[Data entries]
+ + + + + + +
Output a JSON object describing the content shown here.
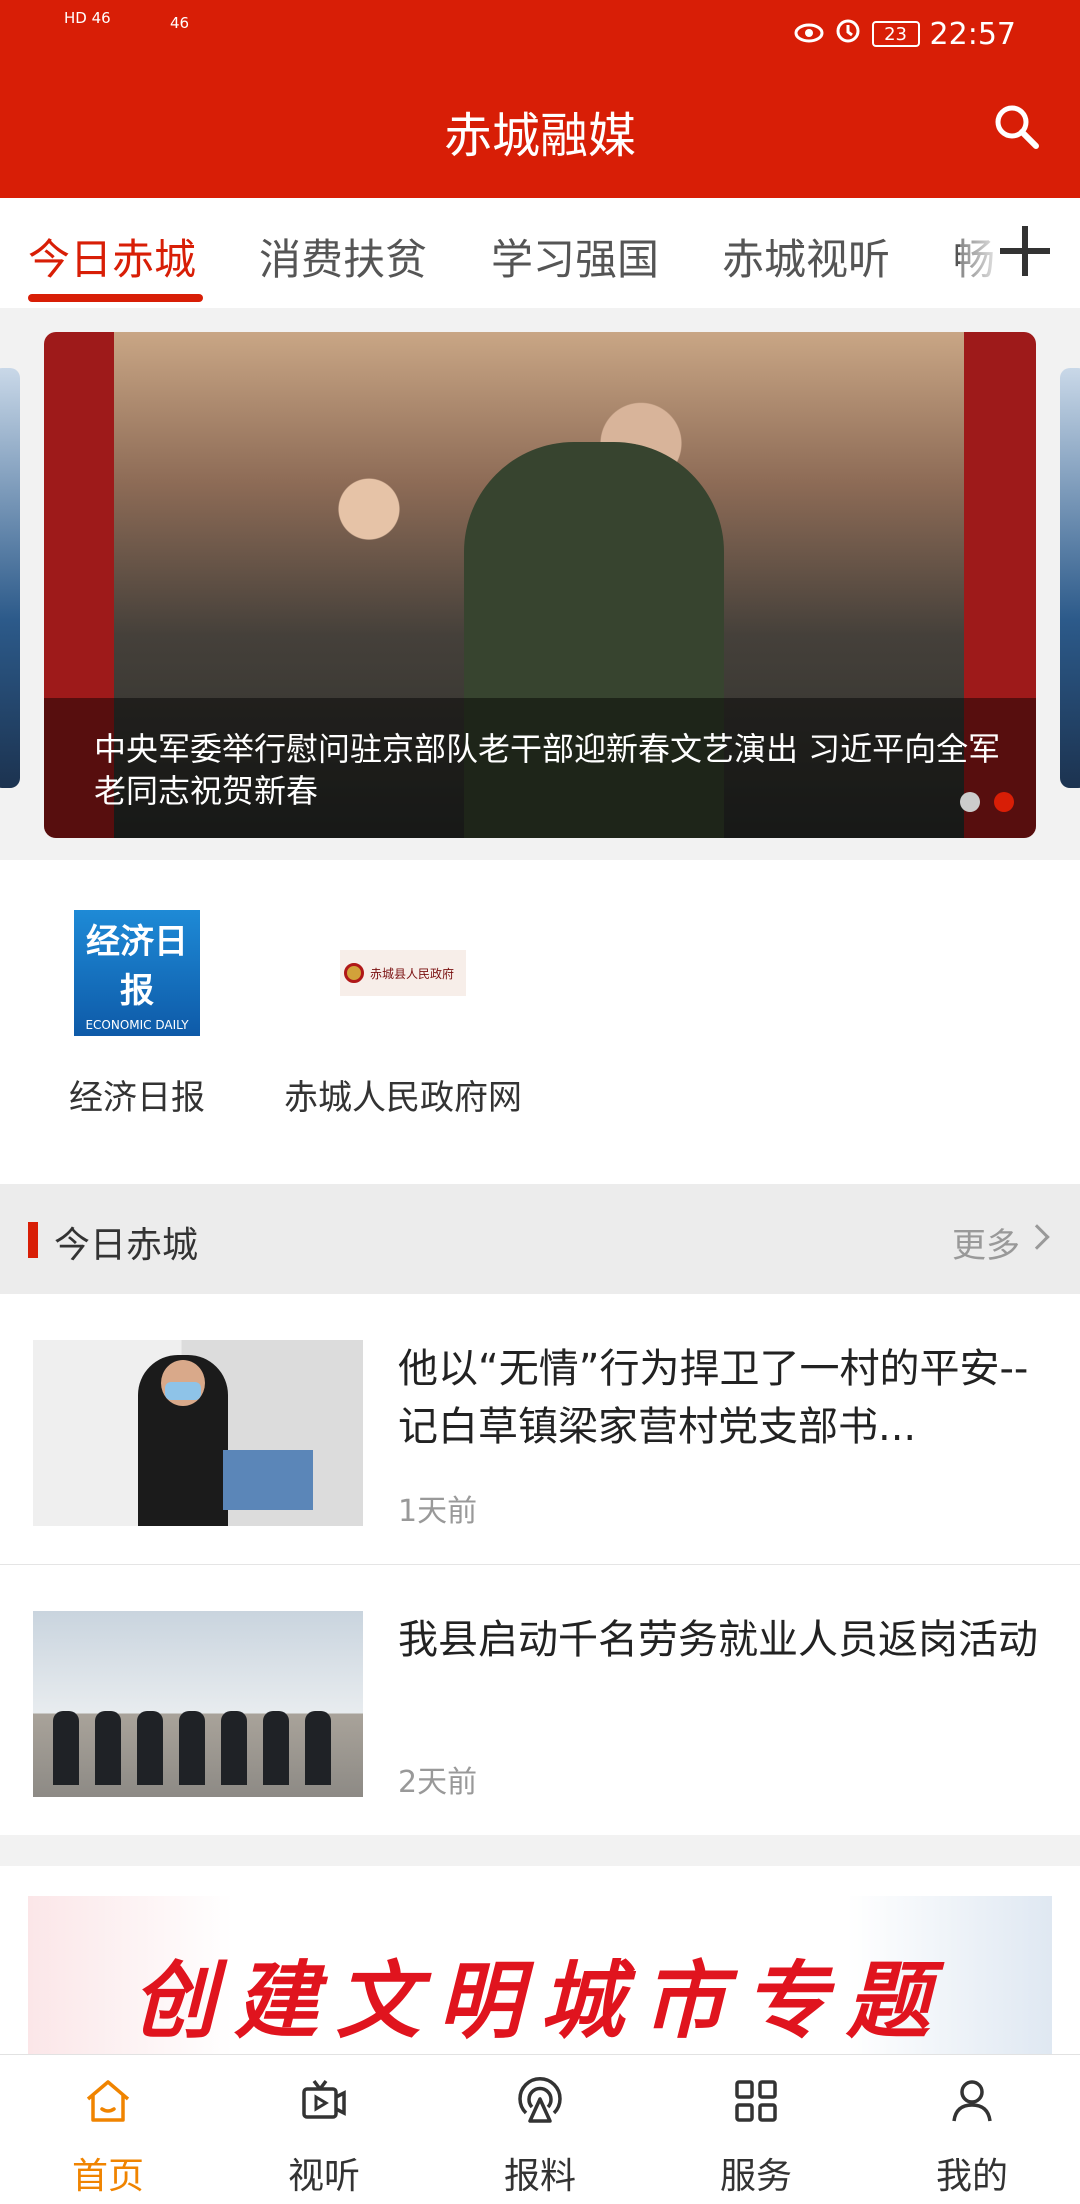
{
  "status_bar": {
    "time": "22:57",
    "battery": "23",
    "signal_left": "HD 46",
    "signal_right": "46"
  },
  "header": {
    "title": "赤城融媒",
    "search_icon": "search-icon"
  },
  "tabs": [
    {
      "label": "今日赤城",
      "active": true
    },
    {
      "label": "消费扶贫",
      "active": false
    },
    {
      "label": "学习强国",
      "active": false
    },
    {
      "label": "赤城视听",
      "active": false
    },
    {
      "label": "畅",
      "active": false
    }
  ],
  "banner": {
    "caption": "中央军委举行慰问驻京部队老干部迎新春文艺演出 习近平向全军老同志祝贺新春",
    "dot_count": 2,
    "active_dot": 2
  },
  "shortcuts": [
    {
      "label": "经济日报",
      "logo_text": "经济日报",
      "logo_sub": "ECONOMIC DAILY"
    },
    {
      "label": "赤城人民政府网",
      "logo_text": "赤城县人民政府"
    }
  ],
  "section": {
    "title": "今日赤城",
    "more": "更多"
  },
  "news": [
    {
      "title": "他以“无情”行为捍卫了一村的平安--记白草镇梁家营村党支部书...",
      "time": "1天前"
    },
    {
      "title": "我县启动千名劳务就业人员返岗活动",
      "time": "2天前"
    }
  ],
  "promo": {
    "text": "创建文明城市专题"
  },
  "bottom_nav": [
    {
      "label": "首页",
      "icon": "home-icon",
      "active": true
    },
    {
      "label": "视听",
      "icon": "video-icon",
      "active": false
    },
    {
      "label": "报料",
      "icon": "broadcast-icon",
      "active": false
    },
    {
      "label": "服务",
      "icon": "grid-icon",
      "active": false
    },
    {
      "label": "我的",
      "icon": "user-icon",
      "active": false
    }
  ],
  "colors": {
    "brand_red": "#d81e06",
    "nav_active": "#f08400"
  }
}
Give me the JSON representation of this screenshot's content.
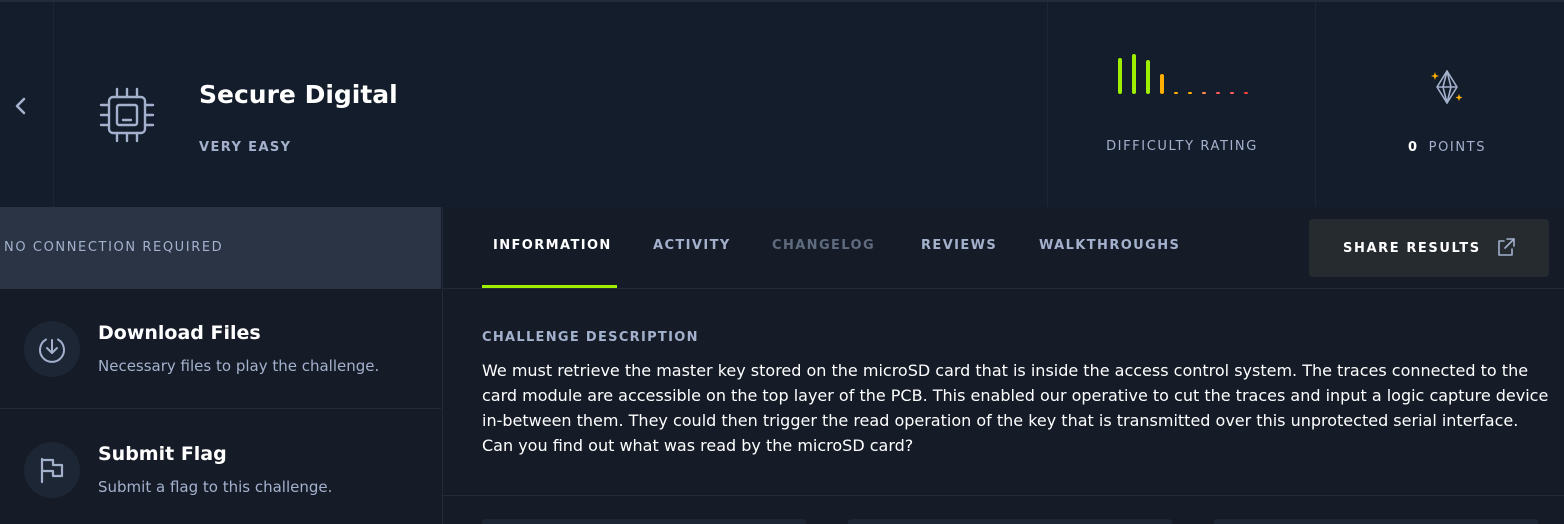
{
  "challenge": {
    "title": "Secure Digital",
    "difficulty": "VERY EASY",
    "category_icon": "chip-icon"
  },
  "rating": {
    "label": "DIFFICULTY RATING",
    "bars": [
      {
        "level": 0.9,
        "color": "#9fef00"
      },
      {
        "level": 1.0,
        "color": "#9fef00"
      },
      {
        "level": 0.85,
        "color": "#9fef00"
      },
      {
        "level": 0.5,
        "color": "#ffaf00"
      },
      {
        "level": 0.15,
        "color": "#ffaf00"
      },
      {
        "level": 0.1,
        "color": "#ffaf00"
      },
      {
        "level": 0.05,
        "color": "#ff8c4a"
      },
      {
        "level": 0.05,
        "color": "#ff5c5c"
      },
      {
        "level": 0.05,
        "color": "#ff5c5c"
      },
      {
        "level": 0.05,
        "color": "#ff3e3e"
      }
    ]
  },
  "points": {
    "value": "0",
    "label": "POINTS",
    "icon": "diamond-icon"
  },
  "sidebar": {
    "connection": "NO CONNECTION REQUIRED",
    "actions": [
      {
        "title": "Download Files",
        "description": "Necessary files to play the challenge.",
        "icon": "download-icon"
      },
      {
        "title": "Submit Flag",
        "description": "Submit a flag to this challenge.",
        "icon": "flag-icon"
      }
    ]
  },
  "tabs": [
    {
      "label": "INFORMATION",
      "state": "active"
    },
    {
      "label": "ACTIVITY",
      "state": "normal"
    },
    {
      "label": "CHANGELOG",
      "state": "disabled"
    },
    {
      "label": "REVIEWS",
      "state": "normal"
    },
    {
      "label": "WALKTHROUGHS",
      "state": "normal"
    }
  ],
  "share": {
    "label": "SHARE RESULTS",
    "icon": "external-link-icon"
  },
  "description": {
    "heading": "CHALLENGE DESCRIPTION",
    "body": "We must retrieve the master key stored on the microSD card that is inside the access control system. The traces connected to the card module are accessible on the top layer of the PCB. This enabled our operative to cut the traces and input a logic capture device in-between them. They could then trigger the read operation of the key that is transmitted over this unprotected serial interface. Can you find out what was read by the microSD card?"
  },
  "colors": {
    "accent": "#9fef00",
    "background": "#151c28",
    "header": "#141d2b",
    "muted_text": "#a4b1cd"
  }
}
+ + + + + + +
=== Task to complete ===
Only the number is wanted: how many lines in the entries above contain the word "content"?

=== Output for this exercise ===
2